Work to do: Repeat the material in full. Keep every line exactly as it is.
====== Data excerpts ======
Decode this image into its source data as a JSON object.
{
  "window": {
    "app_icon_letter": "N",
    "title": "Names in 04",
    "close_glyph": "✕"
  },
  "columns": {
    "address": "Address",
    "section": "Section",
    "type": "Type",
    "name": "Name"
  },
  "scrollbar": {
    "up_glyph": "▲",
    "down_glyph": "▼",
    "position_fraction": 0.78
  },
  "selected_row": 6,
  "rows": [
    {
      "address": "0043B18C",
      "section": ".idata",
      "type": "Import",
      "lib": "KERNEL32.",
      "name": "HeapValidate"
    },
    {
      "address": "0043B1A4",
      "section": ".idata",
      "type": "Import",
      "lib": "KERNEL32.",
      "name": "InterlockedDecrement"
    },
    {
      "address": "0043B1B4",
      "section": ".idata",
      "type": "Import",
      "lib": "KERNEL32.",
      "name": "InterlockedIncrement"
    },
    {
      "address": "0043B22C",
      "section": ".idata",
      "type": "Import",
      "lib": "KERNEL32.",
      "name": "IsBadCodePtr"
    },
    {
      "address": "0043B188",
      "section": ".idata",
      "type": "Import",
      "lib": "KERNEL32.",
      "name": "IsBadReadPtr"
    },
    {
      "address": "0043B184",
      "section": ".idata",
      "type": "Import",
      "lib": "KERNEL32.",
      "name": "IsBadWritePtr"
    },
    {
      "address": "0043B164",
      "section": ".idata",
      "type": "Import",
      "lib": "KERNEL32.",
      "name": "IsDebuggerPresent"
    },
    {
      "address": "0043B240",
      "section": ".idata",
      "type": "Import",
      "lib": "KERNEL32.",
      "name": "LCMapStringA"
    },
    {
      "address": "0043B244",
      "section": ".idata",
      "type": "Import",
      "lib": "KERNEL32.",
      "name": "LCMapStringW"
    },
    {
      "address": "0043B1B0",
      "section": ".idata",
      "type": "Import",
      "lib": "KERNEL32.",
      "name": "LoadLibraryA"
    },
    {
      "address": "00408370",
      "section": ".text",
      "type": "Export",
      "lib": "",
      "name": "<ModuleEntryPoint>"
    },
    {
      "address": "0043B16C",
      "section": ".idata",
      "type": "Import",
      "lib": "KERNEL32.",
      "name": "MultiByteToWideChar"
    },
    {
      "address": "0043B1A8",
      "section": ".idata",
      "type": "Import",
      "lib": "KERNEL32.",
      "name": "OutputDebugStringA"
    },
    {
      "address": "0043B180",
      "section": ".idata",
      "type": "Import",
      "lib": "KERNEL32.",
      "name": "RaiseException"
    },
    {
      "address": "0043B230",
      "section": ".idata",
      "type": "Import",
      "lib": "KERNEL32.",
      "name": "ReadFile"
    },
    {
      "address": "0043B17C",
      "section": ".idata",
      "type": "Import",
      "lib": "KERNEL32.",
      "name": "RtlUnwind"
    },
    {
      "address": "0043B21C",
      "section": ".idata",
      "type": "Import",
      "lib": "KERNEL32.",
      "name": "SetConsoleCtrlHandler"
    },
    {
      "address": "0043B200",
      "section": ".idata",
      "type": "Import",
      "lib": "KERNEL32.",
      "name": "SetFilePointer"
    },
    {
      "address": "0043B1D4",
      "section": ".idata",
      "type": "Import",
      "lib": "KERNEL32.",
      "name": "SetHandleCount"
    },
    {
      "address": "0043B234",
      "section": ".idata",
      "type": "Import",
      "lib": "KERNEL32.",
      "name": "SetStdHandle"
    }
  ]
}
======
Solved problem:
Decode this image into its source data as a JSON object.
{
  "window": {
    "app_icon_letter": "N",
    "title": "Names in 04",
    "close_glyph": "✕"
  },
  "columns": {
    "address": "Address",
    "section": "Section",
    "type": "Type",
    "name": "Name"
  },
  "scrollbar": {
    "up_glyph": "▲",
    "down_glyph": "▼",
    "position_fraction": 0.78
  },
  "selected_row": 6,
  "rows": [
    {
      "address": "0043B18C",
      "section": ".idata",
      "type": "Import",
      "lib": "KERNEL32.",
      "name": "HeapValidate"
    },
    {
      "address": "0043B1A4",
      "section": ".idata",
      "type": "Import",
      "lib": "KERNEL32.",
      "name": "InterlockedDecrement"
    },
    {
      "address": "0043B1B4",
      "section": ".idata",
      "type": "Import",
      "lib": "KERNEL32.",
      "name": "InterlockedIncrement"
    },
    {
      "address": "0043B22C",
      "section": ".idata",
      "type": "Import",
      "lib": "KERNEL32.",
      "name": "IsBadCodePtr"
    },
    {
      "address": "0043B188",
      "section": ".idata",
      "type": "Import",
      "lib": "KERNEL32.",
      "name": "IsBadReadPtr"
    },
    {
      "address": "0043B184",
      "section": ".idata",
      "type": "Import",
      "lib": "KERNEL32.",
      "name": "IsBadWritePtr"
    },
    {
      "address": "0043B164",
      "section": ".idata",
      "type": "Import",
      "lib": "KERNEL32.",
      "name": "IsDebuggerPresent"
    },
    {
      "address": "0043B240",
      "section": ".idata",
      "type": "Import",
      "lib": "KERNEL32.",
      "name": "LCMapStringA"
    },
    {
      "address": "0043B244",
      "section": ".idata",
      "type": "Import",
      "lib": "KERNEL32.",
      "name": "LCMapStringW"
    },
    {
      "address": "0043B1B0",
      "section": ".idata",
      "type": "Import",
      "lib": "KERNEL32.",
      "name": "LoadLibraryA"
    },
    {
      "address": "00408370",
      "section": ".text",
      "type": "Export",
      "lib": "",
      "name": "<ModuleEntryPoint>"
    },
    {
      "address": "0043B16C",
      "section": ".idata",
      "type": "Import",
      "lib": "KERNEL32.",
      "name": "MultiByteToWideChar"
    },
    {
      "address": "0043B1A8",
      "section": ".idata",
      "type": "Import",
      "lib": "KERNEL32.",
      "name": "OutputDebugStringA"
    },
    {
      "address": "0043B180",
      "section": ".idata",
      "type": "Import",
      "lib": "KERNEL32.",
      "name": "RaiseException"
    },
    {
      "address": "0043B230",
      "section": ".idata",
      "type": "Import",
      "lib": "KERNEL32.",
      "name": "ReadFile"
    },
    {
      "address": "0043B17C",
      "section": ".idata",
      "type": "Import",
      "lib": "KERNEL32.",
      "name": "RtlUnwind"
    },
    {
      "address": "0043B21C",
      "section": ".idata",
      "type": "Import",
      "lib": "KERNEL32.",
      "name": "SetConsoleCtrlHandler"
    },
    {
      "address": "0043B200",
      "section": ".idata",
      "type": "Import",
      "lib": "KERNEL32.",
      "name": "SetFilePointer"
    },
    {
      "address": "0043B1D4",
      "section": ".idata",
      "type": "Import",
      "lib": "KERNEL32.",
      "name": "SetHandleCount"
    },
    {
      "address": "0043B234",
      "section": ".idata",
      "type": "Import",
      "lib": "KERNEL32.",
      "name": "SetStdHandle"
    }
  ]
}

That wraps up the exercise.